» Deine Aufgabe: Gib sämtliche Zeilen des folgenden Materials als JSON-Liste von Zeichenketten aus, mit einer Zeichenkette pro Zeile. Leere Zeilen lässt du weg.

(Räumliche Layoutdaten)
★ ★ ★ ★ ★
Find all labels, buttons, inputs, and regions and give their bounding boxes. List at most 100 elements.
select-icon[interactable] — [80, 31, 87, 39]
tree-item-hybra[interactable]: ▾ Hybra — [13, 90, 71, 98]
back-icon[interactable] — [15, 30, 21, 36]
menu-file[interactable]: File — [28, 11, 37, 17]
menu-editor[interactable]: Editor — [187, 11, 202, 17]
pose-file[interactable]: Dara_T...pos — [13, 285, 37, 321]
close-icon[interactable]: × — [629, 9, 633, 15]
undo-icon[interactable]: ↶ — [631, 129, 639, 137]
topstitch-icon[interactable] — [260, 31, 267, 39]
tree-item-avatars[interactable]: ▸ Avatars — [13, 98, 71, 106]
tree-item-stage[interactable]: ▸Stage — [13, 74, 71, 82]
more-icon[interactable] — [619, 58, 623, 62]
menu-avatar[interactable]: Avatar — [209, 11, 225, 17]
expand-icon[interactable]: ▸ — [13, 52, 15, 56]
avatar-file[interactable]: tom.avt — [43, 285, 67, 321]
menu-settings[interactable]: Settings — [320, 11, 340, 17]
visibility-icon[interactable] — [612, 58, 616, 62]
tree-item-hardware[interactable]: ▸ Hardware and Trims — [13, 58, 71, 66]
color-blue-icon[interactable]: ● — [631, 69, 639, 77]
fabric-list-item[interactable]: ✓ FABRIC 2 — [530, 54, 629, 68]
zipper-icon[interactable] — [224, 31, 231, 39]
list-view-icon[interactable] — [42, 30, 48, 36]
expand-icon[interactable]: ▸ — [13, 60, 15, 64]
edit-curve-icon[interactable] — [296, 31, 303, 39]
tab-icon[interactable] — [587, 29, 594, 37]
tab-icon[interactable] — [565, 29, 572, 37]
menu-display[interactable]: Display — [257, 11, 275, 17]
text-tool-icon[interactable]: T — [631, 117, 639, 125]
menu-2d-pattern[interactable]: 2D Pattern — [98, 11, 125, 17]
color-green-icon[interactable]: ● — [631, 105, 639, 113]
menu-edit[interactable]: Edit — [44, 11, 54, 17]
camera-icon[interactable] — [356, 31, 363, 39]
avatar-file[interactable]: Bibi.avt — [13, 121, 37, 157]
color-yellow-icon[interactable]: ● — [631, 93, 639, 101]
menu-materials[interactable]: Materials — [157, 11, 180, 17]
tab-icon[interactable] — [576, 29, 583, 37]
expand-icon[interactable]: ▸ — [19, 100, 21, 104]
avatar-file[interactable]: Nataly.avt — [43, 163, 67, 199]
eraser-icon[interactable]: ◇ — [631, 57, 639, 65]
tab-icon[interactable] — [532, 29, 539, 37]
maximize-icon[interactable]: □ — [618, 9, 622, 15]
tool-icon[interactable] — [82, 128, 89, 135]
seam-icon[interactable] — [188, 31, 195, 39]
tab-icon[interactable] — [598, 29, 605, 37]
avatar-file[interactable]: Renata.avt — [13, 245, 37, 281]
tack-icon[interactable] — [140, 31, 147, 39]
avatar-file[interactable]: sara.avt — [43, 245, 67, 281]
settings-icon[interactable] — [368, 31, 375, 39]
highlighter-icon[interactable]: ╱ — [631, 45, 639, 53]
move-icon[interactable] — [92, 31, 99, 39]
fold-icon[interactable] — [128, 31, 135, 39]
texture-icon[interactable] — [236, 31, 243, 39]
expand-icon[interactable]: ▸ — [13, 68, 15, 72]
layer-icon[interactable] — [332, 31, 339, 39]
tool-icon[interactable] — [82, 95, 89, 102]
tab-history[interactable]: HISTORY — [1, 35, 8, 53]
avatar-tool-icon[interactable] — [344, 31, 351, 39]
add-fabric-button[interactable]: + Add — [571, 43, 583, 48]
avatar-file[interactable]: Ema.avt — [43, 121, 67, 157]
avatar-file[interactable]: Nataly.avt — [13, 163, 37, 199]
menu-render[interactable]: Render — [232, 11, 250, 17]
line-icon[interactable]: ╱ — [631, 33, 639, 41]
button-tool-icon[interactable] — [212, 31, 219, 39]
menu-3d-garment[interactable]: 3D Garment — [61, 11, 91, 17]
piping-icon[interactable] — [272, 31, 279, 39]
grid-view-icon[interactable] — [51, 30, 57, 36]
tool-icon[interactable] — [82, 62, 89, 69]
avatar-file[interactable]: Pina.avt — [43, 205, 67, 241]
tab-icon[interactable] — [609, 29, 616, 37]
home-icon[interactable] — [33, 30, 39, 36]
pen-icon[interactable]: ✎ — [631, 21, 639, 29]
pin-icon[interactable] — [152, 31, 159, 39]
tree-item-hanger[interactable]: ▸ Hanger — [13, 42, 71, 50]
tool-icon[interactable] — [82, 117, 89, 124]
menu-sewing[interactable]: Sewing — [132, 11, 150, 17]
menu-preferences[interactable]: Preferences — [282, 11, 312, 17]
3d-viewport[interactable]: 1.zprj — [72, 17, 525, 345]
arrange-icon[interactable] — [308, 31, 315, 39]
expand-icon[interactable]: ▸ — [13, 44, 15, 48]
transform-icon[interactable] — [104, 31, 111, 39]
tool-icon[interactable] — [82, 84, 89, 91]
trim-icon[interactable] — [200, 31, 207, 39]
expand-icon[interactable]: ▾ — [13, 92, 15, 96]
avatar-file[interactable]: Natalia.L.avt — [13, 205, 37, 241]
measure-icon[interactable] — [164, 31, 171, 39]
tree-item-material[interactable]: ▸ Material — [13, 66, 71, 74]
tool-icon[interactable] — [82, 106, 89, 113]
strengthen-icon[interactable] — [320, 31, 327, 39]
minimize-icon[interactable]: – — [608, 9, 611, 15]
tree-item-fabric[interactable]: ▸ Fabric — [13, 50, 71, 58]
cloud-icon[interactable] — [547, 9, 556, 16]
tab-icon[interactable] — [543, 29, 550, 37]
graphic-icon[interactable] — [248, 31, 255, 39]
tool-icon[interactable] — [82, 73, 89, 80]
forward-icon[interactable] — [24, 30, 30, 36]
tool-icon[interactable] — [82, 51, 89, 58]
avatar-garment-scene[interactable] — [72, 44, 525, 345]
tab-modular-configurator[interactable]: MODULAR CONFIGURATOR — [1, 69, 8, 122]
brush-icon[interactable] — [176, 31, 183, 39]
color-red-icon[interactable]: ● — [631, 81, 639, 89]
★ ★ ★ ★ ★
» Lösung folgt:
[
  "Find all labels, buttons, inputs, and regions and give their bounding boxes. List at most 100 elements.",
  "select-icon[interactable] — [80, 31, 87, 39]",
  "tree-item-hybra[interactable]: ▾ Hybra — [13, 90, 71, 98]",
  "back-icon[interactable] — [15, 30, 21, 36]",
  "menu-file[interactable]: File — [28, 11, 37, 17]",
  "menu-editor[interactable]: Editor — [187, 11, 202, 17]",
  "pose-file[interactable]: Dara_T...pos — [13, 285, 37, 321]",
  "close-icon[interactable]: × — [629, 9, 633, 15]",
  "undo-icon[interactable]: ↶ — [631, 129, 639, 137]",
  "topstitch-icon[interactable] — [260, 31, 267, 39]",
  "tree-item-avatars[interactable]: ▸ Avatars — [13, 98, 71, 106]",
  "tree-item-stage[interactable]: ▸Stage — [13, 74, 71, 82]",
  "more-icon[interactable] — [619, 58, 623, 62]",
  "menu-avatar[interactable]: Avatar — [209, 11, 225, 17]",
  "expand-icon[interactable]: ▸ — [13, 52, 15, 56]",
  "avatar-file[interactable]: tom.avt — [43, 285, 67, 321]",
  "menu-settings[interactable]: Settings — [320, 11, 340, 17]",
  "visibility-icon[interactable] — [612, 58, 616, 62]",
  "tree-item-hardware[interactable]: ▸ Hardware and Trims — [13, 58, 71, 66]",
  "color-blue-icon[interactable]: ● — [631, 69, 639, 77]",
  "fabric-list-item[interactable]: ✓ FABRIC 2 — [530, 54, 629, 68]",
  "zipper-icon[interactable] — [224, 31, 231, 39]",
  "list-view-icon[interactable] — [42, 30, 48, 36]",
  "expand-icon[interactable]: ▸ — [13, 60, 15, 64]",
  "edit-curve-icon[interactable] — [296, 31, 303, 39]",
  "tab-icon[interactable] — [587, 29, 594, 37]",
  "tab-icon[interactable] — [565, 29, 572, 37]",
  "menu-display[interactable]: Display — [257, 11, 275, 17]",
  "text-tool-icon[interactable]: T — [631, 117, 639, 125]",
  "menu-2d-pattern[interactable]: 2D Pattern — [98, 11, 125, 17]",
  "color-green-icon[interactable]: ● — [631, 105, 639, 113]",
  "menu-edit[interactable]: Edit — [44, 11, 54, 17]",
  "camera-icon[interactable] — [356, 31, 363, 39]",
  "avatar-file[interactable]: Bibi.avt — [13, 121, 37, 157]",
  "color-yellow-icon[interactable]: ● — [631, 93, 639, 101]",
  "menu-materials[interactable]: Materials — [157, 11, 180, 17]",
  "tab-icon[interactable] — [576, 29, 583, 37]",
  "expand-icon[interactable]: ▸ — [19, 100, 21, 104]",
  "avatar-file[interactable]: Nataly.avt — [43, 163, 67, 199]",
  "eraser-icon[interactable]: ◇ — [631, 57, 639, 65]",
  "tab-icon[interactable] — [532, 29, 539, 37]",
  "maximize-icon[interactable]: □ — [618, 9, 622, 15]",
  "tool-icon[interactable] — [82, 128, 89, 135]",
  "seam-icon[interactable] — [188, 31, 195, 39]",
  "tab-icon[interactable] — [598, 29, 605, 37]",
  "avatar-file[interactable]: Renata.avt — [13, 245, 37, 281]",
  "tack-icon[interactable] — [140, 31, 147, 39]",
  "avatar-file[interactable]: sara.avt — [43, 245, 67, 281]",
  "settings-icon[interactable] — [368, 31, 375, 39]",
  "highlighter-icon[interactable]: ╱ — [631, 45, 639, 53]",
  "move-icon[interactable] — [92, 31, 99, 39]",
  "fold-icon[interactable] — [128, 31, 135, 39]",
  "texture-icon[interactable] — [236, 31, 243, 39]",
  "expand-icon[interactable]: ▸ — [13, 68, 15, 72]",
  "layer-icon[interactable] — [332, 31, 339, 39]",
  "tool-icon[interactable] — [82, 95, 89, 102]",
  "tab-history[interactable]: HISTORY — [1, 35, 8, 53]",
  "avatar-tool-icon[interactable] — [344, 31, 351, 39]",
  "add-fabric-button[interactable]: + Add — [571, 43, 583, 48]",
  "avatar-file[interactable]: Ema.avt — [43, 121, 67, 157]",
  "avatar-file[interactable]: Nataly.avt — [13, 163, 37, 199]",
  "menu-render[interactable]: Render — [232, 11, 250, 17]",
  "line-icon[interactable]: ╱ — [631, 33, 639, 41]",
  "button-tool-icon[interactable] — [212, 31, 219, 39]",
  "menu-3d-garment[interactable]: 3D Garment — [61, 11, 91, 17]",
  "piping-icon[interactable] — [272, 31, 279, 39]",
  "grid-view-icon[interactable] — [51, 30, 57, 36]",
  "tool-icon[interactable] — [82, 62, 89, 69]",
  "avatar-file[interactable]: Pina.avt — [43, 205, 67, 241]",
  "tab-icon[interactable] — [609, 29, 616, 37]",
  "home-icon[interactable] — [33, 30, 39, 36]",
  "pen-icon[interactable]: ✎ — [631, 21, 639, 29]",
  "pin-icon[interactable] — [152, 31, 159, 39]",
  "tree-item-hanger[interactable]: ▸ Hanger — [13, 42, 71, 50]",
  "tool-icon[interactable] — [82, 117, 89, 124]",
  "menu-sewing[interactable]: Sewing — [132, 11, 150, 17]",
  "menu-preferences[interactable]: Preferences — [282, 11, 312, 17]",
  "3d-viewport[interactable]: 1.zprj — [72, 17, 525, 345]",
  "arrange-icon[interactable] — [308, 31, 315, 39]",
  "expand-icon[interactable]: ▸ — [13, 44, 15, 48]",
  "transform-icon[interactable] — [104, 31, 111, 39]",
  "tool-icon[interactable] — [82, 84, 89, 91]",
  "trim-icon[interactable] — [200, 31, 207, 39]",
  "expand-icon[interactable]: ▾ — [13, 92, 15, 96]",
  "avatar-file[interactable]: Natalia.L.avt — [13, 205, 37, 241]",
  "measure-icon[interactable] — [164, 31, 171, 39]",
  "tree-item-material[interactable]: ▸ Material — [13, 66, 71, 74]",
  "tool-icon[interactable] — [82, 106, 89, 113]",
  "strengthen-icon[interactable] — [320, 31, 327, 39]",
  "minimize-icon[interactable]: – — [608, 9, 611, 15]",
  "tree-item-fabric[interactable]: ▸ Fabric — [13, 50, 71, 58]",
  "cloud-icon[interactable] — [547, 9, 556, 16]",
  "tab-icon[interactable] — [543, 29, 550, 37]",
  "graphic-icon[interactable] — [248, 31, 255, 39]",
  "tool-icon[interactable] — [82, 73, 89, 80]",
  "forward-icon[interactable] — [24, 30, 30, 36]",
  "tool-icon[interactable] — [82, 51, 89, 58]",
  "avatar-garment-scene[interactable] — [72, 44, 525, 345]",
  "tab-modular-configurator[interactable]: MODULAR CONFIGURATOR — [1, 69, 8, 122]",
  "brush-icon[interactable] — [176, 31, 183, 39]",
  "color-red-icon[interactable]: ● — [631, 81, 639, 89]"
]